* **Aim of the exercise**: Return the number of lines that include the string "luvas", without any other text.

* **Working data**:
==========
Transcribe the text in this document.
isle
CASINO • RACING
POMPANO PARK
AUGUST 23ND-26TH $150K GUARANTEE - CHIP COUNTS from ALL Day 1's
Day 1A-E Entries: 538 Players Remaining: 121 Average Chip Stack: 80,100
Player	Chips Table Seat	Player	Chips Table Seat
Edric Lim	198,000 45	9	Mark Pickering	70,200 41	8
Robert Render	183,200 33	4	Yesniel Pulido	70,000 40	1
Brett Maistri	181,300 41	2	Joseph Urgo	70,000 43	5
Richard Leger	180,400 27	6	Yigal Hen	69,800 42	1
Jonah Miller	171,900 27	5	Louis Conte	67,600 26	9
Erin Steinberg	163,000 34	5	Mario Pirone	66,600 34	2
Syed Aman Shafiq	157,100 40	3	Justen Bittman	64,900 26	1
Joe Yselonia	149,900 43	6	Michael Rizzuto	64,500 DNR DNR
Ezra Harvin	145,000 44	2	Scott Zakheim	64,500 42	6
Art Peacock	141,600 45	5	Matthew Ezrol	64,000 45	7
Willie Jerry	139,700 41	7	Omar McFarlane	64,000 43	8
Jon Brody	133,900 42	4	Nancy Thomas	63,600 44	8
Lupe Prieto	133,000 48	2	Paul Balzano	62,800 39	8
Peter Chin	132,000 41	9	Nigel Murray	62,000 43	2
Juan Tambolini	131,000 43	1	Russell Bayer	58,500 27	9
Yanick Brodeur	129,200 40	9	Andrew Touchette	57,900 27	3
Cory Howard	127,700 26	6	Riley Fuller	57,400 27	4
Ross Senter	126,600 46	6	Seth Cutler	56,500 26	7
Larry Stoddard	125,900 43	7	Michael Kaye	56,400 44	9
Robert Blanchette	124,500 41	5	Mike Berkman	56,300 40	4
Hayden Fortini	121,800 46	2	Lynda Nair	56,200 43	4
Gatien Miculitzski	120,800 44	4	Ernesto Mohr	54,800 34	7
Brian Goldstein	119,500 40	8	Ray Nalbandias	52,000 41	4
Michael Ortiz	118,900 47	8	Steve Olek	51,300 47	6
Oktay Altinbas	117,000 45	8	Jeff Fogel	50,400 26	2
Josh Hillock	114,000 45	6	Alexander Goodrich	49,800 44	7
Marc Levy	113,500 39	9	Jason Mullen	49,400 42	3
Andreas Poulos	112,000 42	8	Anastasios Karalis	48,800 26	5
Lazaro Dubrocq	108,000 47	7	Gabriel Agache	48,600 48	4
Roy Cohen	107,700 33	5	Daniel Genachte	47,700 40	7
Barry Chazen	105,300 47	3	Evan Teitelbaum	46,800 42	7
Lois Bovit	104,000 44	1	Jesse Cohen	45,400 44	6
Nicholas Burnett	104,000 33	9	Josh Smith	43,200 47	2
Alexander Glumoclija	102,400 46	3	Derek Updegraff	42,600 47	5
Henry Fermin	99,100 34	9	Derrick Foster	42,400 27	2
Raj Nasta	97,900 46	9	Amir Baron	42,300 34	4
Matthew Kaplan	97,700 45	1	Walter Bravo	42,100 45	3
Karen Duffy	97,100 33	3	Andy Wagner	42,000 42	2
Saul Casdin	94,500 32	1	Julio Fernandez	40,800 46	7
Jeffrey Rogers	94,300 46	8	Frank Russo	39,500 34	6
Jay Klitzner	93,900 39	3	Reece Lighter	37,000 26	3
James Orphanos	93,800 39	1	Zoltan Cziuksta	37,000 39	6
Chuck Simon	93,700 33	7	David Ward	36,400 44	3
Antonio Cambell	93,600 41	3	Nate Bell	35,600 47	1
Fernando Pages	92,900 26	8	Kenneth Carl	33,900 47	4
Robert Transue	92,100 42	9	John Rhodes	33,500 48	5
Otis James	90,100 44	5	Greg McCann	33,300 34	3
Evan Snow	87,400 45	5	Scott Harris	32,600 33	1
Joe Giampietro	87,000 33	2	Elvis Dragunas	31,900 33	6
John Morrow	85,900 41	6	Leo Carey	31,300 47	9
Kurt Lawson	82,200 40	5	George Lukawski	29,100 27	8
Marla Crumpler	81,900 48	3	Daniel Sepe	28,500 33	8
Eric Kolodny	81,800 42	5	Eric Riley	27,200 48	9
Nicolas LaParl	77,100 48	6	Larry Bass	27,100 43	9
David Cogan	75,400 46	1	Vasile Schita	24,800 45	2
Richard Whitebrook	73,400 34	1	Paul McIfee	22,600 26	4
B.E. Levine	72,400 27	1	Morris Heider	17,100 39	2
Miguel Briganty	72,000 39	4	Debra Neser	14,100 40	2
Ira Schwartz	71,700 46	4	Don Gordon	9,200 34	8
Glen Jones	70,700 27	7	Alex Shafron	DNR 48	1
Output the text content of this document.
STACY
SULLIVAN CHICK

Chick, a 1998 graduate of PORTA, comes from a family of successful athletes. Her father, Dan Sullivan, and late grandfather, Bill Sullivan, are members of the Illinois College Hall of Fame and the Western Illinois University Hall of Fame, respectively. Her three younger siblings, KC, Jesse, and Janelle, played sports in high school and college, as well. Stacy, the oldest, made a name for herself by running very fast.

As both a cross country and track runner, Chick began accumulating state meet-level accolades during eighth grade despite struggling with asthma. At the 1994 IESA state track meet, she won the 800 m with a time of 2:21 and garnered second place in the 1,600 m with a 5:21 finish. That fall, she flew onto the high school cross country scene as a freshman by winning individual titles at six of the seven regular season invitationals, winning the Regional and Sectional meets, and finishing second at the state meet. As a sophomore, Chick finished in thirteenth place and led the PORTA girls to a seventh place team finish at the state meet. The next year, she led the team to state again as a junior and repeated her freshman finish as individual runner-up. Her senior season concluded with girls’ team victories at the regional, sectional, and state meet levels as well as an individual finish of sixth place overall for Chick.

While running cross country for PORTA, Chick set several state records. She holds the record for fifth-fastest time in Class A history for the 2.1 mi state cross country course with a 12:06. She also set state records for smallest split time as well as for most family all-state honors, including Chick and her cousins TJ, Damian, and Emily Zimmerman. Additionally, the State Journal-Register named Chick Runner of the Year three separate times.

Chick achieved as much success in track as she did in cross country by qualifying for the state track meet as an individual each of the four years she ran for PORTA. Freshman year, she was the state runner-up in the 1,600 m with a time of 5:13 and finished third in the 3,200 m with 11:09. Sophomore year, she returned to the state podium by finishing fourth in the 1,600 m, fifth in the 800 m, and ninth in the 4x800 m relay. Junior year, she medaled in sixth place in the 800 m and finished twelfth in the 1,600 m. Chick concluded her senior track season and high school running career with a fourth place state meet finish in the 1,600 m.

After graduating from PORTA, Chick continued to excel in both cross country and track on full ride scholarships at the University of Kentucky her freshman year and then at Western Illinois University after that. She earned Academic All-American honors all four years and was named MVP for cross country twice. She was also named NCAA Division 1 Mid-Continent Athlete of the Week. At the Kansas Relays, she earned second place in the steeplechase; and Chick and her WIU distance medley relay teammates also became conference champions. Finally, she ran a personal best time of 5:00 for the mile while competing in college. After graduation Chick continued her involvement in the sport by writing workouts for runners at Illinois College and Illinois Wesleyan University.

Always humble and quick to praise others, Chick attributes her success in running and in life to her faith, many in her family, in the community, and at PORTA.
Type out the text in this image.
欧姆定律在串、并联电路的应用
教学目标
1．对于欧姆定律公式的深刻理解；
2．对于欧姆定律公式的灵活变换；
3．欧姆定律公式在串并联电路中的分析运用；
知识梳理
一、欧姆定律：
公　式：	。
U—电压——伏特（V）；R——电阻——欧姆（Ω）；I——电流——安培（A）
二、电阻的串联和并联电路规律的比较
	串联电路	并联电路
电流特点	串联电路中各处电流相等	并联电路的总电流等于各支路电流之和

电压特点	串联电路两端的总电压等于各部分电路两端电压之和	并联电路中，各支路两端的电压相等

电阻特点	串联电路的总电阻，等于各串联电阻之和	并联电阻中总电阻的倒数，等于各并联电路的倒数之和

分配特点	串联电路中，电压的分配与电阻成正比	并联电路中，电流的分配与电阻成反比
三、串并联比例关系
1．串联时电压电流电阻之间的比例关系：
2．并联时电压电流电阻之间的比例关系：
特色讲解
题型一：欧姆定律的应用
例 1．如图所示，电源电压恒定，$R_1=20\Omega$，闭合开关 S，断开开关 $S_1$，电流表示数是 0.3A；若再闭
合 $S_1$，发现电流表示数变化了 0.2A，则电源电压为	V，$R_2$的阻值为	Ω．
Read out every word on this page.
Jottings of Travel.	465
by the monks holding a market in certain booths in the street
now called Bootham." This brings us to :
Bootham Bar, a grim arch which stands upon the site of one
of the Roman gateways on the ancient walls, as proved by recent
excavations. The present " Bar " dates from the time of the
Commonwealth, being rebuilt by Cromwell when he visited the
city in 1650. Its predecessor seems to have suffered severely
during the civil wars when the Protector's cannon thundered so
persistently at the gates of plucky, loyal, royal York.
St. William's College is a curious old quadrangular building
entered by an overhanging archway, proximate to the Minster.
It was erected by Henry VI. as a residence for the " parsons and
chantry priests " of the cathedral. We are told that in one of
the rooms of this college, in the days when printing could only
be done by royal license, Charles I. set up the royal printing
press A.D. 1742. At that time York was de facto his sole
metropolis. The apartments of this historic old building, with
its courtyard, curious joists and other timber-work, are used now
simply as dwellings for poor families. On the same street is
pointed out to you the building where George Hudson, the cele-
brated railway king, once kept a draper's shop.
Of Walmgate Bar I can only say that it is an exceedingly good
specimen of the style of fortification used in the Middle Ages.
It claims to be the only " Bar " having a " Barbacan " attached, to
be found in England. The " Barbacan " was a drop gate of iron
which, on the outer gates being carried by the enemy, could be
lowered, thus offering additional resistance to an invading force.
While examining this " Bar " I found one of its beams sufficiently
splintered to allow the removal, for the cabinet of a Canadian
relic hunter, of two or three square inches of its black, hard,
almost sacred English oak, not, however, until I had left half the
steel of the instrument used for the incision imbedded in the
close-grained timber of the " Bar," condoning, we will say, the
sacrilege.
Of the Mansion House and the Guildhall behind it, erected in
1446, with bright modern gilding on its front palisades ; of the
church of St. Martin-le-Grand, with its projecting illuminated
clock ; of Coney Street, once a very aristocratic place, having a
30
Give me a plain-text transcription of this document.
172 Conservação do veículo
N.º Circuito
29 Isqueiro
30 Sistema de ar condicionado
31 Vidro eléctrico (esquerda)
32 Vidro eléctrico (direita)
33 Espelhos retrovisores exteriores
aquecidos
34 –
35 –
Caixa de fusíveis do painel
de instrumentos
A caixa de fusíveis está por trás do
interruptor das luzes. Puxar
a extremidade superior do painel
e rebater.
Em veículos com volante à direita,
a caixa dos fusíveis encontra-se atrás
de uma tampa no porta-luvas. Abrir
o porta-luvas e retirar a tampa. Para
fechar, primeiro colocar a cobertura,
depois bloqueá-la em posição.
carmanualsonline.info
==========
* **Task solution**: 2